Written exercise> Return every line of the material exactly.

____

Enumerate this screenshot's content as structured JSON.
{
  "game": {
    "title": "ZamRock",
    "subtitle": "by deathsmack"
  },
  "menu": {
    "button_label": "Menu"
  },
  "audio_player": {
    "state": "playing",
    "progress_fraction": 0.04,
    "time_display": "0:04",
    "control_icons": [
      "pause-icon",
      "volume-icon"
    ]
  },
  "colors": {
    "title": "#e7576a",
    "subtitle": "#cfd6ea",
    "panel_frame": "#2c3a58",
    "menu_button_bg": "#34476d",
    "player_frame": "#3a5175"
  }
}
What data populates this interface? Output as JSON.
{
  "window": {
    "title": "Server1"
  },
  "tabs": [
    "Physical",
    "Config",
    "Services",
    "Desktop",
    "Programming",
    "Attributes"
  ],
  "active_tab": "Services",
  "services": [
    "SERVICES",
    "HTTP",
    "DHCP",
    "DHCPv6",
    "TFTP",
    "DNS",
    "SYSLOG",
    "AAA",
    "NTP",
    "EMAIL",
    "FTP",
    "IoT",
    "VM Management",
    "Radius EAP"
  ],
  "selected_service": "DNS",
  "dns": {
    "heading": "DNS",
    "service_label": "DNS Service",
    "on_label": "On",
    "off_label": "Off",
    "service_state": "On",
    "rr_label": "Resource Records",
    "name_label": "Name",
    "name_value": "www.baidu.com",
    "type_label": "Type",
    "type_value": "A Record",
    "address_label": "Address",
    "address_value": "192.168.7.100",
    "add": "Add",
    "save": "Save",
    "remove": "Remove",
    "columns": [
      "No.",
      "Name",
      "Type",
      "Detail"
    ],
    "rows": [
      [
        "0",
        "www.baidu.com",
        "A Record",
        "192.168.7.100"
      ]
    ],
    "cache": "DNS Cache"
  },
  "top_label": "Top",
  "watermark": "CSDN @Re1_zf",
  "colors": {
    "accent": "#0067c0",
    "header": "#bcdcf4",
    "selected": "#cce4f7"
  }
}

____

Result below>
Enumerate this screenshot's content as structured JSON.
{
  "game": {
    "title": "ZamRock",
    "subtitle": "by deathsmack"
  },
  "menu": {
    "button_label": "Menu"
  },
  "audio_player": {
    "state": "playing",
    "progress_fraction": 0.04,
    "time_display": "0:04",
    "control_icons": [
      "pause-icon",
      "volume-icon"
    ]
  },
  "colors": {
    "title": "#e7576a",
    "subtitle": "#cfd6ea",
    "panel_frame": "#2c3a58",
    "menu_button_bg": "#34476d",
    "player_frame": "#3a5175"
  }
}
What data populates this interface? Output as JSON.
{
  "window": {
    "title": "Server1"
  },
  "tabs": [
    "Physical",
    "Config",
    "Services",
    "Desktop",
    "Programming",
    "Attributes"
  ],
  "active_tab": "Services",
  "services": [
    "SERVICES",
    "HTTP",
    "DHCP",
    "DHCPv6",
    "TFTP",
    "DNS",
    "SYSLOG",
    "AAA",
    "NTP",
    "EMAIL",
    "FTP",
    "IoT",
    "VM Management",
    "Radius EAP"
  ],
  "selected_service": "DNS",
  "dns": {
    "heading": "DNS",
    "service_label": "DNS Service",
    "on_label": "On",
    "off_label": "Off",
    "service_state": "On",
    "rr_label": "Resource Records",
    "name_label": "Name",
    "name_value": "www.baidu.com",
    "type_label": "Type",
    "type_value": "A Record",
    "address_label": "Address",
    "address_value": "192.168.7.100",
    "add": "Add",
    "save": "Save",
    "remove": "Remove",
    "columns": [
      "No.",
      "Name",
      "Type",
      "Detail"
    ],
    "rows": [
      [
        "0",
        "www.baidu.com",
        "A Record",
        "192.168.7.100"
      ]
    ],
    "cache": "DNS Cache"
  },
  "top_label": "Top",
  "watermark": "CSDN @Re1_zf",
  "colors": {
    "accent": "#0067c0",
    "header": "#bcdcf4",
    "selected": "#cce4f7"
  }
}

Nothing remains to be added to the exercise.